- _Material for the task_

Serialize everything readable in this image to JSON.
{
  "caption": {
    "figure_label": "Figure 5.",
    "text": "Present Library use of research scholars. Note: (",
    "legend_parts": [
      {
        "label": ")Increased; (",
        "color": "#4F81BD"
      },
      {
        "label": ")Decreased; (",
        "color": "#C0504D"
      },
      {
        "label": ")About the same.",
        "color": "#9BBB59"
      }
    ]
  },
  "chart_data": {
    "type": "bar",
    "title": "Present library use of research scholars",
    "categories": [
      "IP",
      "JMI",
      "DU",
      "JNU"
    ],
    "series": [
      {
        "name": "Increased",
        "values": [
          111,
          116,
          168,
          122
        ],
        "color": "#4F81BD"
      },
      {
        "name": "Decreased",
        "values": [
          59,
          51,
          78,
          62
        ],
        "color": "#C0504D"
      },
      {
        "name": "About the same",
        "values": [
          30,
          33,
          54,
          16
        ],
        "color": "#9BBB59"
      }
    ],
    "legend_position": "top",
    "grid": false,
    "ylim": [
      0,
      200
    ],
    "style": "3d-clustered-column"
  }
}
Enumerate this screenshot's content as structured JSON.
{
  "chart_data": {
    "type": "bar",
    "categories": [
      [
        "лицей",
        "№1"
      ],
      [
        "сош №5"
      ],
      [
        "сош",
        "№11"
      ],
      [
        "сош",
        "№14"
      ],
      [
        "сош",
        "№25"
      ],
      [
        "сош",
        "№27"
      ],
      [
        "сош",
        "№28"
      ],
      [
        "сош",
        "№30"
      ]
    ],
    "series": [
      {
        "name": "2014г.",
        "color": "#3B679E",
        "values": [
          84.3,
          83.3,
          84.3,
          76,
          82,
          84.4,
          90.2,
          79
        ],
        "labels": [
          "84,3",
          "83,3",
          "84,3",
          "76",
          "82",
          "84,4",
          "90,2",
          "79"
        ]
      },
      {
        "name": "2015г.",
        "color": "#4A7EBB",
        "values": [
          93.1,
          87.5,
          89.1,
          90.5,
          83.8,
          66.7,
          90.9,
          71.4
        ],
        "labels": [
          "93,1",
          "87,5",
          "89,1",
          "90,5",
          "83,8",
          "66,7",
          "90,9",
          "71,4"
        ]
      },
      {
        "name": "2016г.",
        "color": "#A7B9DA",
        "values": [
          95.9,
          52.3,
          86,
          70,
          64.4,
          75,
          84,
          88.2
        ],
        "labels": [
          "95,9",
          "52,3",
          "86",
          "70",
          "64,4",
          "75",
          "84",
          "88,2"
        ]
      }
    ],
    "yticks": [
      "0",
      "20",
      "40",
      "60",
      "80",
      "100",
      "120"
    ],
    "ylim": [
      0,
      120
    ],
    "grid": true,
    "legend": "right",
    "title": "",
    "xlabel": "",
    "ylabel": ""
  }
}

- _Exercise prompt_
Type out the whole listing above again, exactly as it stands.

- _Task answer_
Serialize everything readable in this image to JSON.
{
  "caption": {
    "figure_label": "Figure 5.",
    "text": "Present Library use of research scholars. Note: (",
    "legend_parts": [
      {
        "label": ")Increased; (",
        "color": "#4F81BD"
      },
      {
        "label": ")Decreased; (",
        "color": "#C0504D"
      },
      {
        "label": ")About the same.",
        "color": "#9BBB59"
      }
    ]
  },
  "chart_data": {
    "type": "bar",
    "title": "Present library use of research scholars",
    "categories": [
      "IP",
      "JMI",
      "DU",
      "JNU"
    ],
    "series": [
      {
        "name": "Increased",
        "values": [
          111,
          116,
          168,
          122
        ],
        "color": "#4F81BD"
      },
      {
        "name": "Decreased",
        "values": [
          59,
          51,
          78,
          62
        ],
        "color": "#C0504D"
      },
      {
        "name": "About the same",
        "values": [
          30,
          33,
          54,
          16
        ],
        "color": "#9BBB59"
      }
    ],
    "legend_position": "top",
    "grid": false,
    "ylim": [
      0,
      200
    ],
    "style": "3d-clustered-column"
  }
}
Enumerate this screenshot's content as structured JSON.
{
  "chart_data": {
    "type": "bar",
    "categories": [
      [
        "лицей",
        "№1"
      ],
      [
        "сош №5"
      ],
      [
        "сош",
        "№11"
      ],
      [
        "сош",
        "№14"
      ],
      [
        "сош",
        "№25"
      ],
      [
        "сош",
        "№27"
      ],
      [
        "сош",
        "№28"
      ],
      [
        "сош",
        "№30"
      ]
    ],
    "series": [
      {
        "name": "2014г.",
        "color": "#3B679E",
        "values": [
          84.3,
          83.3,
          84.3,
          76,
          82,
          84.4,
          90.2,
          79
        ],
        "labels": [
          "84,3",
          "83,3",
          "84,3",
          "76",
          "82",
          "84,4",
          "90,2",
          "79"
        ]
      },
      {
        "name": "2015г.",
        "color": "#4A7EBB",
        "values": [
          93.1,
          87.5,
          89.1,
          90.5,
          83.8,
          66.7,
          90.9,
          71.4
        ],
        "labels": [
          "93,1",
          "87,5",
          "89,1",
          "90,5",
          "83,8",
          "66,7",
          "90,9",
          "71,4"
        ]
      },
      {
        "name": "2016г.",
        "color": "#A7B9DA",
        "values": [
          95.9,
          52.3,
          86,
          70,
          64.4,
          75,
          84,
          88.2
        ],
        "labels": [
          "95,9",
          "52,3",
          "86",
          "70",
          "64,4",
          "75",
          "84",
          "88,2"
        ]
      }
    ],
    "yticks": [
      "0",
      "20",
      "40",
      "60",
      "80",
      "100",
      "120"
    ],
    "ylim": [
      0,
      120
    ],
    "grid": true,
    "legend": "right",
    "title": "",
    "xlabel": "",
    "ylabel": ""
  }
}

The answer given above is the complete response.